§ **Do this**
Show, in full, each line of the data that contains "Case".
----------------------------------------
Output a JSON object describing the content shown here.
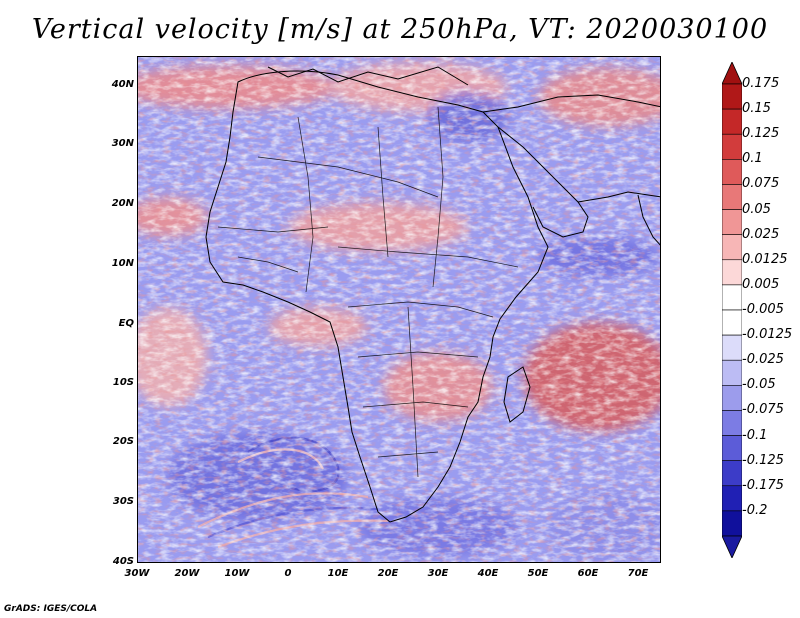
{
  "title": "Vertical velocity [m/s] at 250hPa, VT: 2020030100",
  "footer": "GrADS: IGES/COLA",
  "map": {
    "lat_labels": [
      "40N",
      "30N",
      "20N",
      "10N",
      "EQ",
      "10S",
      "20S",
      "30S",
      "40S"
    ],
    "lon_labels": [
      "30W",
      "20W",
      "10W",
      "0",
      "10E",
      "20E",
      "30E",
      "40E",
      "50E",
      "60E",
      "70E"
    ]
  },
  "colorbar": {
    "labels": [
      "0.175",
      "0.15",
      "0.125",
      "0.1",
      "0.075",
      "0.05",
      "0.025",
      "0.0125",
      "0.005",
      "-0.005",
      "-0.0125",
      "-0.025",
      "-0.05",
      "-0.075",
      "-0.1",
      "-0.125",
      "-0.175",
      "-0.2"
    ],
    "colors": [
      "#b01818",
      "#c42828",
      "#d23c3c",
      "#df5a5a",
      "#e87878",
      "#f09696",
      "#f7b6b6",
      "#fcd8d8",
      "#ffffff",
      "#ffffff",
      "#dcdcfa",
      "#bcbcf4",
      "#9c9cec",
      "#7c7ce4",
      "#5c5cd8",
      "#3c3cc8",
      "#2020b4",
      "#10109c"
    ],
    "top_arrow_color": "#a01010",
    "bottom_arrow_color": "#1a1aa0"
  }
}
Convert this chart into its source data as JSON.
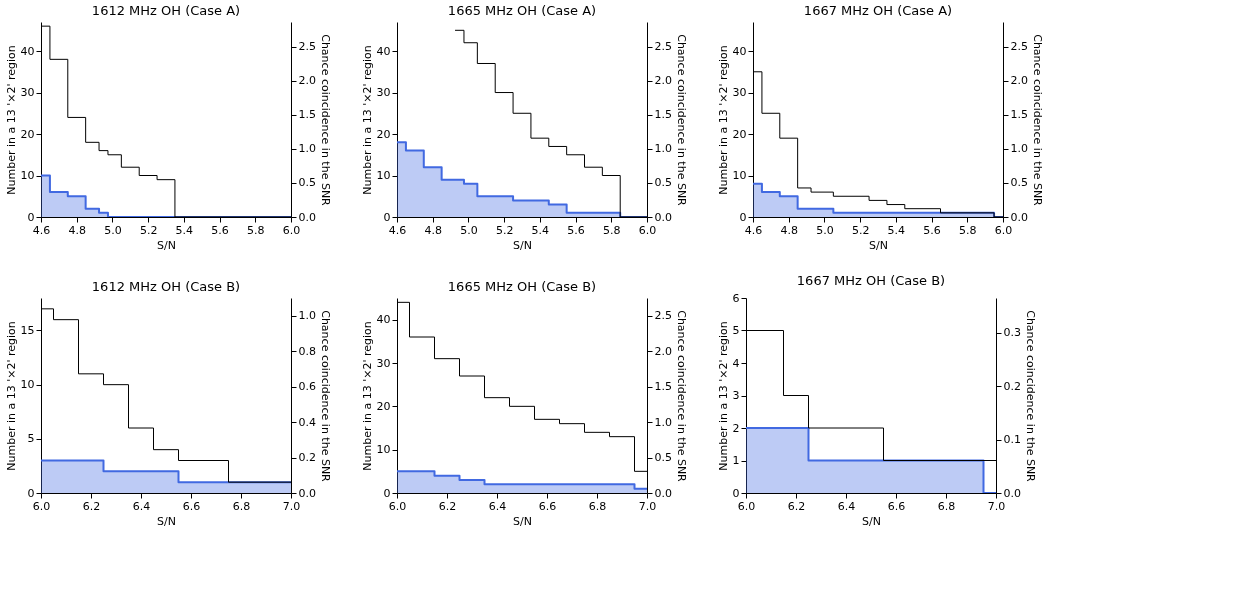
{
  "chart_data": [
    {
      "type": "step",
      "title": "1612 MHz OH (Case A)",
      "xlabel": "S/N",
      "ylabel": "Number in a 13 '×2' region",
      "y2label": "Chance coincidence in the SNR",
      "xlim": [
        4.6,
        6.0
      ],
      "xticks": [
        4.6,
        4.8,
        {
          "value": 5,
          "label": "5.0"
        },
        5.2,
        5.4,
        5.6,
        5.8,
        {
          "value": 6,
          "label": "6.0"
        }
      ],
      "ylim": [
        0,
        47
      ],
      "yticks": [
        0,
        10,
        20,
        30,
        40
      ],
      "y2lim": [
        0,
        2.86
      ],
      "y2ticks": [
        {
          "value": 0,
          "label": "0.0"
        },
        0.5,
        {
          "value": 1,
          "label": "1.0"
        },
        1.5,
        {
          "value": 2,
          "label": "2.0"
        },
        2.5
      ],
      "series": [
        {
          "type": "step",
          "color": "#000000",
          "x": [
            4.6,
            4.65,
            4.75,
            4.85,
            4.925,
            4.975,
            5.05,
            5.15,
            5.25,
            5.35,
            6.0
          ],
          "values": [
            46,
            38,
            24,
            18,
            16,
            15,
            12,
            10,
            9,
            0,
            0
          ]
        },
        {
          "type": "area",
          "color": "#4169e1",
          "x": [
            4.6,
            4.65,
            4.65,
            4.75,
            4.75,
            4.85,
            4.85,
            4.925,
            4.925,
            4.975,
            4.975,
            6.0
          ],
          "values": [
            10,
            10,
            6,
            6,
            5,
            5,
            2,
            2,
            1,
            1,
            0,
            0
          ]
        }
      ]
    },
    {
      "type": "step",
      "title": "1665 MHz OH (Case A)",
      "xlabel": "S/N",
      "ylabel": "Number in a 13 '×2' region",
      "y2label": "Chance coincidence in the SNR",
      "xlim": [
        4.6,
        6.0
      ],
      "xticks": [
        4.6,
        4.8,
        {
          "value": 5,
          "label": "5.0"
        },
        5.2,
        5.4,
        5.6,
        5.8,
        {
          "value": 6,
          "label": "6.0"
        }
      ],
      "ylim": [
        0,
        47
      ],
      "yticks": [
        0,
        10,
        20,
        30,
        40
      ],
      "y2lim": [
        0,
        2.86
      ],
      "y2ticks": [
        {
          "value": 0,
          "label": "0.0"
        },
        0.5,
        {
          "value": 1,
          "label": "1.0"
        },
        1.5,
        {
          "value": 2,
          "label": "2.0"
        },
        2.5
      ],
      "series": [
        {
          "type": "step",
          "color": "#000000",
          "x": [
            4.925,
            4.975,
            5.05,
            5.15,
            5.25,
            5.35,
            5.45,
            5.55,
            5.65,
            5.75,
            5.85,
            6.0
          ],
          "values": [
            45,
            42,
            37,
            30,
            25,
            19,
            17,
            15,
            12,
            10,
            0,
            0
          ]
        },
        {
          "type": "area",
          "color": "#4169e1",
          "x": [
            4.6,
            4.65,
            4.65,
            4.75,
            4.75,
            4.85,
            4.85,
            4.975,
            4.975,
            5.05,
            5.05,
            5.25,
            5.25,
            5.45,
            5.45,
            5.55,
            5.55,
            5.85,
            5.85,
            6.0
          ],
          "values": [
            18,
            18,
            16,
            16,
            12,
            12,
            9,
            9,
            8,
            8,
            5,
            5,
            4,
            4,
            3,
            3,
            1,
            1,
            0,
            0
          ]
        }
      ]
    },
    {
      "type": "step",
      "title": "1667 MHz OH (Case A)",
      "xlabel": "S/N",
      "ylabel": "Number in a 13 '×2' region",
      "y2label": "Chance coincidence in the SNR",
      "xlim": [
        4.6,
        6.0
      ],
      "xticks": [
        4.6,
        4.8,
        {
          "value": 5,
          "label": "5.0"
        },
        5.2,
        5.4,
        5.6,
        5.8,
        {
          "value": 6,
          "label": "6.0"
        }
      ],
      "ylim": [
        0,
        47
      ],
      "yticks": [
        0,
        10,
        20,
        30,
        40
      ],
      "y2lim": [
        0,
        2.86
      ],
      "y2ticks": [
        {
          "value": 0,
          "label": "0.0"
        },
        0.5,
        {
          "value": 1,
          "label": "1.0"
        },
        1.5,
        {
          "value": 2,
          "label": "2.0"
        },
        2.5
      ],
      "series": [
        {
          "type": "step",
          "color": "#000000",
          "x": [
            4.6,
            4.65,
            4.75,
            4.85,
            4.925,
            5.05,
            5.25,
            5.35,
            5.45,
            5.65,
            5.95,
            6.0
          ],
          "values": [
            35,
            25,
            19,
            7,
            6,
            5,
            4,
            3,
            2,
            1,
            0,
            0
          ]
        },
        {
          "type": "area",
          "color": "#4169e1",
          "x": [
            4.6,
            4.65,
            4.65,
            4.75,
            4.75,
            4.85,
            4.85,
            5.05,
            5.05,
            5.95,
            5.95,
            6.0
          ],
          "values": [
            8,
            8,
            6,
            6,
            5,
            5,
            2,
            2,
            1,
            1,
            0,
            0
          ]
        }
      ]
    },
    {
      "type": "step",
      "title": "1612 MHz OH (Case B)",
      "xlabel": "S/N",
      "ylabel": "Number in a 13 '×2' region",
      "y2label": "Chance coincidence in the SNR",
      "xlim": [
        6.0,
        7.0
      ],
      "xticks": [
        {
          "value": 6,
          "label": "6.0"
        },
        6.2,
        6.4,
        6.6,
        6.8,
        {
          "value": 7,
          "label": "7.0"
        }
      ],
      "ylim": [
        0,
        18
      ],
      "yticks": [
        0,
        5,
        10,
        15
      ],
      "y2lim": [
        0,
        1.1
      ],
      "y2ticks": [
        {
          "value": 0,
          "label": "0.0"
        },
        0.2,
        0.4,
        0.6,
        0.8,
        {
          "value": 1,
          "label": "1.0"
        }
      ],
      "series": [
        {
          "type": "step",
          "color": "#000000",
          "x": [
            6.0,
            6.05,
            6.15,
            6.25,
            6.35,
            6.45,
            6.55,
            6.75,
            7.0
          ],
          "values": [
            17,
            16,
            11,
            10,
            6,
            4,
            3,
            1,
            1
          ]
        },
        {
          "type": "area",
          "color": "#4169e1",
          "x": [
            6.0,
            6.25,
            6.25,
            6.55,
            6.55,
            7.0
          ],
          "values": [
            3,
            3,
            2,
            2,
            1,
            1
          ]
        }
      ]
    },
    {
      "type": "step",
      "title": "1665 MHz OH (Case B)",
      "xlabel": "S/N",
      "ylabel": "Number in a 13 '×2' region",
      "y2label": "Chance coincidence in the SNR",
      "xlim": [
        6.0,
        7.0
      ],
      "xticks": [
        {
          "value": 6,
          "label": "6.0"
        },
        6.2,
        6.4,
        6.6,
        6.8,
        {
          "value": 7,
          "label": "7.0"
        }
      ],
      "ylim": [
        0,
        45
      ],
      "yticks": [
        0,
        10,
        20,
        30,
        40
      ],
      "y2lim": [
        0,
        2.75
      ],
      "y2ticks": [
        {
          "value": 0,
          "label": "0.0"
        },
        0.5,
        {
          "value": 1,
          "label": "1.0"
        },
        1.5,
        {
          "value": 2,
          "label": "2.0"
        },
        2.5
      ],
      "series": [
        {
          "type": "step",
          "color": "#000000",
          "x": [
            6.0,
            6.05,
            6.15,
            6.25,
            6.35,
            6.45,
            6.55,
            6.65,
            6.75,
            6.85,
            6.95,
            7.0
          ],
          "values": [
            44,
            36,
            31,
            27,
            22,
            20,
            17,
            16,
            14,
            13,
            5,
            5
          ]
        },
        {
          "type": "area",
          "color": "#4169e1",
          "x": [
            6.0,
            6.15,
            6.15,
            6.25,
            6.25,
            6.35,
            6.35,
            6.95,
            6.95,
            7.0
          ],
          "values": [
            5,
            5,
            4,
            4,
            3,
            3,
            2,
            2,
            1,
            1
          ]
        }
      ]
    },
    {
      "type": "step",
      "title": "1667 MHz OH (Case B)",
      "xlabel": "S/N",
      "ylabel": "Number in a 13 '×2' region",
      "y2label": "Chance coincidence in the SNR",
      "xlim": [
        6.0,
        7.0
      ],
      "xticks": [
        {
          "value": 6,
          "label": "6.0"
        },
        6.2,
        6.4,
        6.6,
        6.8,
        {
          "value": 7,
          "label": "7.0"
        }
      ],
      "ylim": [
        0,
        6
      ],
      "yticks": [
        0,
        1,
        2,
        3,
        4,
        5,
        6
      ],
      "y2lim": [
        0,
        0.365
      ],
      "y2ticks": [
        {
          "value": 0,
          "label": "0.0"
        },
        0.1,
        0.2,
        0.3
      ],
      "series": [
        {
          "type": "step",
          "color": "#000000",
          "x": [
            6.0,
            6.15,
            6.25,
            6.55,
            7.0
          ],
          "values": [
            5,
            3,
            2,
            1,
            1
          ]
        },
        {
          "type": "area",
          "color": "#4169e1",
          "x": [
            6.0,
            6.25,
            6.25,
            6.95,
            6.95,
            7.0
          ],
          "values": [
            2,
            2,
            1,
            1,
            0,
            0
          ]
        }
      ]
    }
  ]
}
----------------------------------------
§ **Expected output**
      "title": "1612 MHz OH (Case A)",
      "title": "1665 MHz OH (Case A)",
      "title": "1667 MHz OH (Case A)",
      "title": "1612 MHz OH (Case B)",
      "title": "1665 MHz OH (Case B)",
      "title": "1667 MHz OH (Case B)",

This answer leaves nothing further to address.